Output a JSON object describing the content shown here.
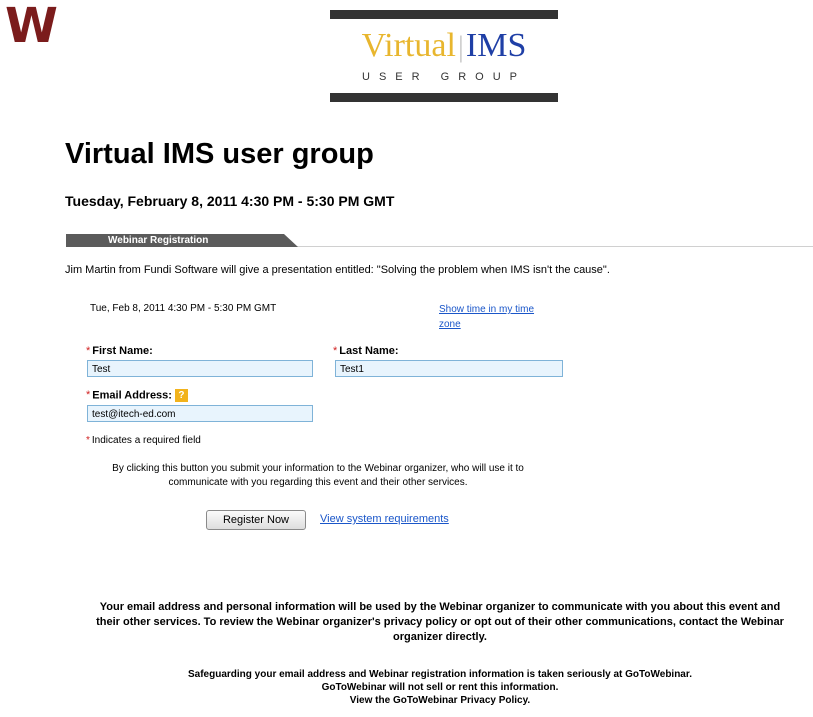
{
  "branding": {
    "w_logo": "W",
    "ims_logo_word_1": "Virtual",
    "ims_logo_separator": "|",
    "ims_logo_word_2": "IMS",
    "ims_logo_subtitle": "USER GROUP"
  },
  "page": {
    "title": "Virtual IMS user group",
    "event_datetime": "Tuesday, February 8, 2011 4:30 PM - 5:30 PM GMT"
  },
  "section": {
    "tab_label": "Webinar Registration",
    "intro": "Jim Martin from Fundi Software will give a presentation entitled: \"Solving the problem when IMS isn't the cause\"."
  },
  "form": {
    "session_datetime": "Tue, Feb 8, 2011 4:30 PM - 5:30 PM GMT",
    "timezone_link": "Show time in my time zone",
    "required_marker": "*",
    "first_name": {
      "label": "First Name:",
      "value": "Test"
    },
    "last_name": {
      "label": "Last Name:",
      "value": "Test1"
    },
    "email": {
      "label": "Email Address:",
      "value": "test@itech-ed.com",
      "help_icon": "?"
    },
    "required_note": "Indicates a required field",
    "consent_text": "By clicking this button you submit your information to the Webinar organizer, who will use it to communicate with you regarding this event and their other services.",
    "register_button": "Register Now",
    "system_requirements_link": "View system requirements"
  },
  "footer": {
    "privacy_notice": "Your email address and personal information will be used by the Webinar organizer to communicate with you about this event and their other services. To review the Webinar organizer's privacy policy or opt out of their other communications, contact the Webinar organizer directly.",
    "safeguard_line_1": "Safeguarding your email address and Webinar registration information is taken seriously at GoToWebinar.",
    "safeguard_line_2": "GoToWebinar will not sell or rent this information.",
    "privacy_policy_link": "View the GoToWebinar Privacy Policy."
  },
  "colors": {
    "w_logo": "#7b1c1c",
    "ims_gold": "#e8b62e",
    "ims_blue": "#1f3fa6",
    "link": "#1a56c9",
    "field_bg": "#e8f4fd",
    "field_border": "#7fb3d8",
    "tab_bg": "#5b5b5b",
    "required": "#d02020",
    "help_icon": "#f2b31c"
  }
}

→ Problem details: Every line should be retyped exactly, with the pictures omitted.

→ Output of the task:
Output a JSON object describing the content shown here.
{
  "branding": {
    "w_logo": "W",
    "ims_logo_word_1": "Virtual",
    "ims_logo_separator": "|",
    "ims_logo_word_2": "IMS",
    "ims_logo_subtitle": "USER GROUP"
  },
  "page": {
    "title": "Virtual IMS user group",
    "event_datetime": "Tuesday, February 8, 2011 4:30 PM - 5:30 PM GMT"
  },
  "section": {
    "tab_label": "Webinar Registration",
    "intro": "Jim Martin from Fundi Software will give a presentation entitled: \"Solving the problem when IMS isn't the cause\"."
  },
  "form": {
    "session_datetime": "Tue, Feb 8, 2011 4:30 PM - 5:30 PM GMT",
    "timezone_link": "Show time in my time zone",
    "required_marker": "*",
    "first_name": {
      "label": "First Name:",
      "value": "Test"
    },
    "last_name": {
      "label": "Last Name:",
      "value": "Test1"
    },
    "email": {
      "label": "Email Address:",
      "value": "test@itech-ed.com",
      "help_icon": "?"
    },
    "required_note": "Indicates a required field",
    "consent_text": "By clicking this button you submit your information to the Webinar organizer, who will use it to communicate with you regarding this event and their other services.",
    "register_button": "Register Now",
    "system_requirements_link": "View system requirements"
  },
  "footer": {
    "privacy_notice": "Your email address and personal information will be used by the Webinar organizer to communicate with you about this event and their other services. To review the Webinar organizer's privacy policy or opt out of their other communications, contact the Webinar organizer directly.",
    "safeguard_line_1": "Safeguarding your email address and Webinar registration information is taken seriously at GoToWebinar.",
    "safeguard_line_2": "GoToWebinar will not sell or rent this information.",
    "privacy_policy_link": "View the GoToWebinar Privacy Policy."
  },
  "colors": {
    "w_logo": "#7b1c1c",
    "ims_gold": "#e8b62e",
    "ims_blue": "#1f3fa6",
    "link": "#1a56c9",
    "field_bg": "#e8f4fd",
    "field_border": "#7fb3d8",
    "tab_bg": "#5b5b5b",
    "required": "#d02020",
    "help_icon": "#f2b31c"
  }
}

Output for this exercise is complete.